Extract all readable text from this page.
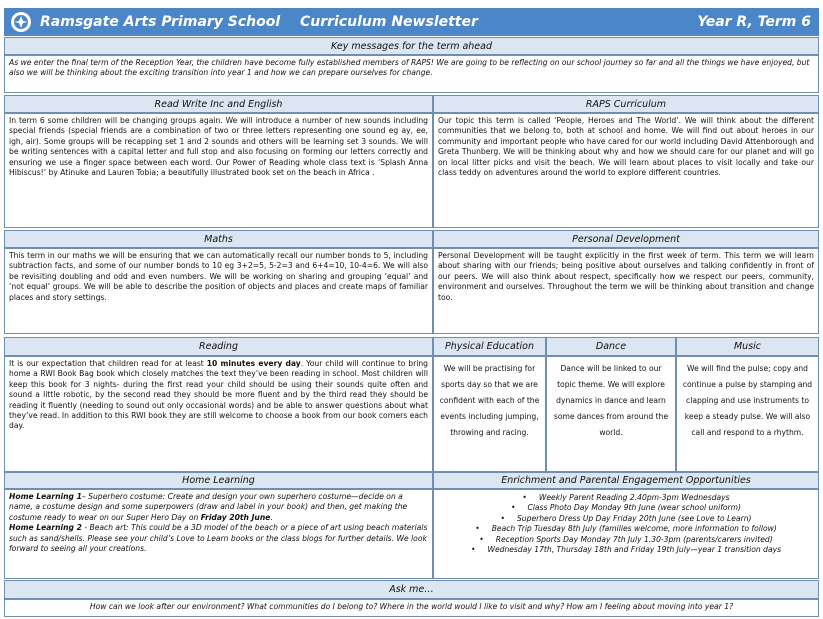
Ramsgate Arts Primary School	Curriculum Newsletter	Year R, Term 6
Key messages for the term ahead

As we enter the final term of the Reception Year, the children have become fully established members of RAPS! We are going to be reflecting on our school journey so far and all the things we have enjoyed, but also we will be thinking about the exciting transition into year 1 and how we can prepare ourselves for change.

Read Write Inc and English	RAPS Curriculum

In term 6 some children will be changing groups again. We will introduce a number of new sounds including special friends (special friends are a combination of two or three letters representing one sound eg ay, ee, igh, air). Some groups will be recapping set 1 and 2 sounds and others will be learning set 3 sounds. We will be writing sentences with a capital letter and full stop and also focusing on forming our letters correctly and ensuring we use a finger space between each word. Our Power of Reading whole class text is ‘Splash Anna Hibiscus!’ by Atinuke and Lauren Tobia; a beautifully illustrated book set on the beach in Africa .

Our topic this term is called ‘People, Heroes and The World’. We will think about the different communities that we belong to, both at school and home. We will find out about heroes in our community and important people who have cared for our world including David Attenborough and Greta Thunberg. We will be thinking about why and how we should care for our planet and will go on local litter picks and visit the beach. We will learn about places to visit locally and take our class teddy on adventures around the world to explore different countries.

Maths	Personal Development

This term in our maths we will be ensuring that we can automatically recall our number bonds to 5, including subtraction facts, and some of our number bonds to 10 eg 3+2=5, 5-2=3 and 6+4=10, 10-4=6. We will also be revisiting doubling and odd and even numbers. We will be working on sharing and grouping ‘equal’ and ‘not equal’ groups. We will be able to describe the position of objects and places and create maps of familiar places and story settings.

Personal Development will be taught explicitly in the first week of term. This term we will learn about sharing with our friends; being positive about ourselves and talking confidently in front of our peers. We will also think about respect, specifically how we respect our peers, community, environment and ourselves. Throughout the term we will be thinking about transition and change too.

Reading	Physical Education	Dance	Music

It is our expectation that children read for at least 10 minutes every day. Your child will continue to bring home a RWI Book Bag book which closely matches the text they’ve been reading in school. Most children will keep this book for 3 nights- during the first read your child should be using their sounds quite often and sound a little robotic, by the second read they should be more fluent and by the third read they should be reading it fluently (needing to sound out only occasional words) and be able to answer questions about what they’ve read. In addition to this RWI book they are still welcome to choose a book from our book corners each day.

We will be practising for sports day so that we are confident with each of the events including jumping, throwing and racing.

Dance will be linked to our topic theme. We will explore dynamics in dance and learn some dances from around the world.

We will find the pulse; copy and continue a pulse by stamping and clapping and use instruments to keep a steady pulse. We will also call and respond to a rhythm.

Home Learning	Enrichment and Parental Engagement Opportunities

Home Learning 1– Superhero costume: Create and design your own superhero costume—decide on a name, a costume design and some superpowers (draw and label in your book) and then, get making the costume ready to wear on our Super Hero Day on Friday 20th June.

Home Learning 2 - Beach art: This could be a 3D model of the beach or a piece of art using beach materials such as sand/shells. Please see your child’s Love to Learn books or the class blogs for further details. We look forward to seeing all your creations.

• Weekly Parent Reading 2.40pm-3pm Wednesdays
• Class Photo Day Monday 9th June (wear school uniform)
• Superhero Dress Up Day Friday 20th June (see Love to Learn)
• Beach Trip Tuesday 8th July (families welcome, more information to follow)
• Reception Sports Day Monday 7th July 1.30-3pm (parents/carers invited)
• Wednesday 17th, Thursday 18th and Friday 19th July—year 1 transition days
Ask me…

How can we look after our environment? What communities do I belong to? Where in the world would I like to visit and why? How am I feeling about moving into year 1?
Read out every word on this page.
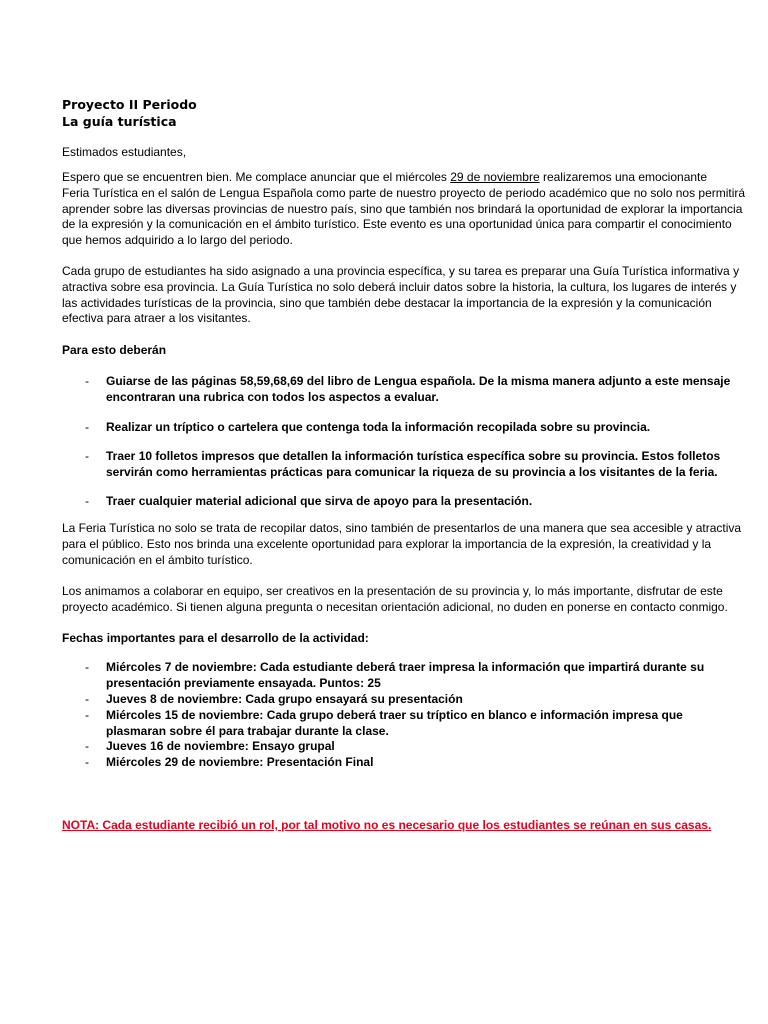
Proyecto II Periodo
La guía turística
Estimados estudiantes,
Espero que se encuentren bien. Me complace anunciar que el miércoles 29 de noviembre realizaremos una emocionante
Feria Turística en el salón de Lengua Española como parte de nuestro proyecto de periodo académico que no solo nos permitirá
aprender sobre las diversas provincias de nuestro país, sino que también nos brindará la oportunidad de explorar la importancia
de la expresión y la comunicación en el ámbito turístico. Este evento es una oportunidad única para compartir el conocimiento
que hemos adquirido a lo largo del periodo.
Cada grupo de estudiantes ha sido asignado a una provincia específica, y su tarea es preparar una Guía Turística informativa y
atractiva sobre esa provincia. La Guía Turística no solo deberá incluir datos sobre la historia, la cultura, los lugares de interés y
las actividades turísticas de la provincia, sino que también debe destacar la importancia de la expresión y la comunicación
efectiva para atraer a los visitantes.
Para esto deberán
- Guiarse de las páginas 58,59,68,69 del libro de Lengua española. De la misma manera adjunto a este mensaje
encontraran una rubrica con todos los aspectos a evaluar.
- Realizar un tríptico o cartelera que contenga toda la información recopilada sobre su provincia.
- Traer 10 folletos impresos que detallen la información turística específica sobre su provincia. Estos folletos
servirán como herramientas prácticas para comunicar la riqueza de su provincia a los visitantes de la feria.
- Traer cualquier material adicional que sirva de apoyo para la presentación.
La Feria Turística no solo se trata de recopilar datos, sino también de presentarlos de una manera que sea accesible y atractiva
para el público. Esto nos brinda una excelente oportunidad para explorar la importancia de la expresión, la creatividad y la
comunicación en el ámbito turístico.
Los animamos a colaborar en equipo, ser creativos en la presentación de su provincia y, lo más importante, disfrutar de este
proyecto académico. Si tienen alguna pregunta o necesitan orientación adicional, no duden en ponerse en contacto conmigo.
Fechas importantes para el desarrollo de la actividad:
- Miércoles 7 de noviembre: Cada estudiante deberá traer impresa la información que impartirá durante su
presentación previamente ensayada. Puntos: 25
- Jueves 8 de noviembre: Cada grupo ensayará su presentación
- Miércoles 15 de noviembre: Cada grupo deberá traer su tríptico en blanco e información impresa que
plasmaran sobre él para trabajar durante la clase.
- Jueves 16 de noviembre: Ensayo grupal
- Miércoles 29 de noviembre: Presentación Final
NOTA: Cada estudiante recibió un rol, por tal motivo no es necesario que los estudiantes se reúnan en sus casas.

__TASK DETAILS__. Write out each entry exactly as given, but skip the pictures.

__EXERCISE RESULT__.
Extract all readable text from this page.
Ramsgate Arts Primary School	Curriculum Newsletter	Year R, Term 6
Key messages for the term ahead

As we enter the final term of the Reception Year, the children have become fully established members of RAPS! We are going to be reflecting on our school journey so far and all the things we have enjoyed, but also we will be thinking about the exciting transition into year 1 and how we can prepare ourselves for change.

Read Write Inc and English	RAPS Curriculum

In term 6 some children will be changing groups again. We will introduce a number of new sounds including special friends (special friends are a combination of two or three letters representing one sound eg ay, ee, igh, air). Some groups will be recapping set 1 and 2 sounds and others will be learning set 3 sounds. We will be writing sentences with a capital letter and full stop and also focusing on forming our letters correctly and ensuring we use a finger space between each word. Our Power of Reading whole class text is ‘Splash Anna Hibiscus!’ by Atinuke and Lauren Tobia; a beautifully illustrated book set on the beach in Africa .

Our topic this term is called ‘People, Heroes and The World’. We will think about the different communities that we belong to, both at school and home. We will find out about heroes in our community and important people who have cared for our world including David Attenborough and Greta Thunberg. We will be thinking about why and how we should care for our planet and will go on local litter picks and visit the beach. We will learn about places to visit locally and take our class teddy on adventures around the world to explore different countries.

Maths	Personal Development

This term in our maths we will be ensuring that we can automatically recall our number bonds to 5, including subtraction facts, and some of our number bonds to 10 eg 3+2=5, 5-2=3 and 6+4=10, 10-4=6. We will also be revisiting doubling and odd and even numbers. We will be working on sharing and grouping ‘equal’ and ‘not equal’ groups. We will be able to describe the position of objects and places and create maps of familiar places and story settings.

Personal Development will be taught explicitly in the first week of term. This term we will learn about sharing with our friends; being positive about ourselves and talking confidently in front of our peers. We will also think about respect, specifically how we respect our peers, community, environment and ourselves. Throughout the term we will be thinking about transition and change too.

Reading	Physical Education	Dance	Music

It is our expectation that children read for at least 10 minutes every day. Your child will continue to bring home a RWI Book Bag book which closely matches the text they’ve been reading in school. Most children will keep this book for 3 nights- during the first read your child should be using their sounds quite often and sound a little robotic, by the second read they should be more fluent and by the third read they should be reading it fluently (needing to sound out only occasional words) and be able to answer questions about what they’ve read. In addition to this RWI book they are still welcome to choose a book from our book corners each day.

We will be practising for sports day so that we are confident with each of the events including jumping, throwing and racing.

Dance will be linked to our topic theme. We will explore dynamics in dance and learn some dances from around the world.

We will find the pulse; copy and continue a pulse by stamping and clapping and use instruments to keep a steady pulse. We will also call and respond to a rhythm.

Home Learning	Enrichment and Parental Engagement Opportunities

Home Learning 1– Superhero costume: Create and design your own superhero costume—decide on a name, a costume design and some superpowers (draw and label in your book) and then, get making the costume ready to wear on our Super Hero Day on Friday 20th June.

Home Learning 2 - Beach art: This could be a 3D model of the beach or a piece of art using beach materials such as sand/shells. Please see your child’s Love to Learn books or the class blogs for further details. We look forward to seeing all your creations.

• Weekly Parent Reading 2.40pm-3pm Wednesdays
• Class Photo Day Monday 9th June (wear school uniform)
• Superhero Dress Up Day Friday 20th June (see Love to Learn)
• Beach Trip Tuesday 8th July (families welcome, more information to follow)
• Reception Sports Day Monday 7th July 1.30-3pm (parents/carers invited)
• Wednesday 17th, Thursday 18th and Friday 19th July—year 1 transition days
Ask me…

How can we look after our environment? What communities do I belong to? Where in the world would I like to visit and why? How am I feeling about moving into year 1?
Read out every word on this page.
Proyecto II Periodo
La guía turística
Estimados estudiantes,
Espero que se encuentren bien. Me complace anunciar que el miércoles 29 de noviembre realizaremos una emocionante
Feria Turística en el salón de Lengua Española como parte de nuestro proyecto de periodo académico que no solo nos permitirá
aprender sobre las diversas provincias de nuestro país, sino que también nos brindará la oportunidad de explorar la importancia
de la expresión y la comunicación en el ámbito turístico. Este evento es una oportunidad única para compartir el conocimiento
que hemos adquirido a lo largo del periodo.
Cada grupo de estudiantes ha sido asignado a una provincia específica, y su tarea es preparar una Guía Turística informativa y
atractiva sobre esa provincia. La Guía Turística no solo deberá incluir datos sobre la historia, la cultura, los lugares de interés y
las actividades turísticas de la provincia, sino que también debe destacar la importancia de la expresión y la comunicación
efectiva para atraer a los visitantes.
Para esto deberán
- Guiarse de las páginas 58,59,68,69 del libro de Lengua española. De la misma manera adjunto a este mensaje
encontraran una rubrica con todos los aspectos a evaluar.
- Realizar un tríptico o cartelera que contenga toda la información recopilada sobre su provincia.
- Traer 10 folletos impresos que detallen la información turística específica sobre su provincia. Estos folletos
servirán como herramientas prácticas para comunicar la riqueza de su provincia a los visitantes de la feria.
- Traer cualquier material adicional que sirva de apoyo para la presentación.
La Feria Turística no solo se trata de recopilar datos, sino también de presentarlos de una manera que sea accesible y atractiva
para el público. Esto nos brinda una excelente oportunidad para explorar la importancia de la expresión, la creatividad y la
comunicación en el ámbito turístico.
Los animamos a colaborar en equipo, ser creativos en la presentación de su provincia y, lo más importante, disfrutar de este
proyecto académico. Si tienen alguna pregunta o necesitan orientación adicional, no duden en ponerse en contacto conmigo.
Fechas importantes para el desarrollo de la actividad:
- Miércoles 7 de noviembre: Cada estudiante deberá traer impresa la información que impartirá durante su
presentación previamente ensayada. Puntos: 25
- Jueves 8 de noviembre: Cada grupo ensayará su presentación
- Miércoles 15 de noviembre: Cada grupo deberá traer su tríptico en blanco e información impresa que
plasmaran sobre él para trabajar durante la clase.
- Jueves 16 de noviembre: Ensayo grupal
- Miércoles 29 de noviembre: Presentación Final
NOTA: Cada estudiante recibió un rol, por tal motivo no es necesario que los estudiantes se reúnan en sus casas.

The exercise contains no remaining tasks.